Write out all of the entries exactly as given.

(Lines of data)
== == ==

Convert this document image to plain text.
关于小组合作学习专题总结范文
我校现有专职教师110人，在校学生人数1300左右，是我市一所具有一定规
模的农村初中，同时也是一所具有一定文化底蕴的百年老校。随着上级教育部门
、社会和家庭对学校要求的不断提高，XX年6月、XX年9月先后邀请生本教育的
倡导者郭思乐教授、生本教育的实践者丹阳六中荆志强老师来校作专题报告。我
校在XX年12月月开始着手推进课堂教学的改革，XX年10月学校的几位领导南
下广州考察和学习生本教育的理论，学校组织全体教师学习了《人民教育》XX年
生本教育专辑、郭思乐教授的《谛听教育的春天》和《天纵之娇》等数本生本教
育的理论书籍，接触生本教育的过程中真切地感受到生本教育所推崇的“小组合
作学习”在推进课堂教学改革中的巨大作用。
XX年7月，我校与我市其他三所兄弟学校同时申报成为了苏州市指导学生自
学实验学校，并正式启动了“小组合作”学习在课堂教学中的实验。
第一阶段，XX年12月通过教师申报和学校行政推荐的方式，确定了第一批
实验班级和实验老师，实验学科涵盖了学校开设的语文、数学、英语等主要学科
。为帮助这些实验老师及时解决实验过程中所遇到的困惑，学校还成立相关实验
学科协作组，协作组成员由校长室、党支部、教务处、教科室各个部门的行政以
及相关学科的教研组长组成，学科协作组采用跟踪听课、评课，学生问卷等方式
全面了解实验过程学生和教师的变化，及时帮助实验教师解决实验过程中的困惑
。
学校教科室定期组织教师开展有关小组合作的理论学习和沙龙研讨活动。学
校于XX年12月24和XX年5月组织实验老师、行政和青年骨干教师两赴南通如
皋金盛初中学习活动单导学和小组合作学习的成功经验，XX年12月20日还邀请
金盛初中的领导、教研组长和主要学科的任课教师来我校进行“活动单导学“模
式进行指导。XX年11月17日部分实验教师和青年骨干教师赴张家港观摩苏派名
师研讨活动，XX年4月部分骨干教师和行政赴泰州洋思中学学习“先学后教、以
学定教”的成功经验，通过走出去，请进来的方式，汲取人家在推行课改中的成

== == ==

[OUTPUT FOR THIS TASK]
Convert this document image to plain text.
关于小组合作学习专题总结范文
我校现有专职教师110人，在校学生人数1300左右，是我市一所具有一定规
模的农村初中，同时也是一所具有一定文化底蕴的百年老校。随着上级教育部门
、社会和家庭对学校要求的不断提高，XX年6月、XX年9月先后邀请生本教育的
倡导者郭思乐教授、生本教育的实践者丹阳六中荆志强老师来校作专题报告。我
校在XX年12月月开始着手推进课堂教学的改革，XX年10月学校的几位领导南
下广州考察和学习生本教育的理论，学校组织全体教师学习了《人民教育》XX年
生本教育专辑、郭思乐教授的《谛听教育的春天》和《天纵之娇》等数本生本教
育的理论书籍，接触生本教育的过程中真切地感受到生本教育所推崇的“小组合
作学习”在推进课堂教学改革中的巨大作用。
XX年7月，我校与我市其他三所兄弟学校同时申报成为了苏州市指导学生自
学实验学校，并正式启动了“小组合作”学习在课堂教学中的实验。
第一阶段，XX年12月通过教师申报和学校行政推荐的方式，确定了第一批
实验班级和实验老师，实验学科涵盖了学校开设的语文、数学、英语等主要学科
。为帮助这些实验老师及时解决实验过程中所遇到的困惑，学校还成立相关实验
学科协作组，协作组成员由校长室、党支部、教务处、教科室各个部门的行政以
及相关学科的教研组长组成，学科协作组采用跟踪听课、评课，学生问卷等方式
全面了解实验过程学生和教师的变化，及时帮助实验教师解决实验过程中的困惑
。
学校教科室定期组织教师开展有关小组合作的理论学习和沙龙研讨活动。学
校于XX年12月24和XX年5月组织实验老师、行政和青年骨干教师两赴南通如
皋金盛初中学习活动单导学和小组合作学习的成功经验，XX年12月20日还邀请
金盛初中的领导、教研组长和主要学科的任课教师来我校进行“活动单导学“模
式进行指导。XX年11月17日部分实验教师和青年骨干教师赴张家港观摩苏派名
师研讨活动，XX年4月部分骨干教师和行政赴泰州洋思中学学习“先学后教、以
学定教”的成功经验，通过走出去，请进来的方式，汲取人家在推行课改中的成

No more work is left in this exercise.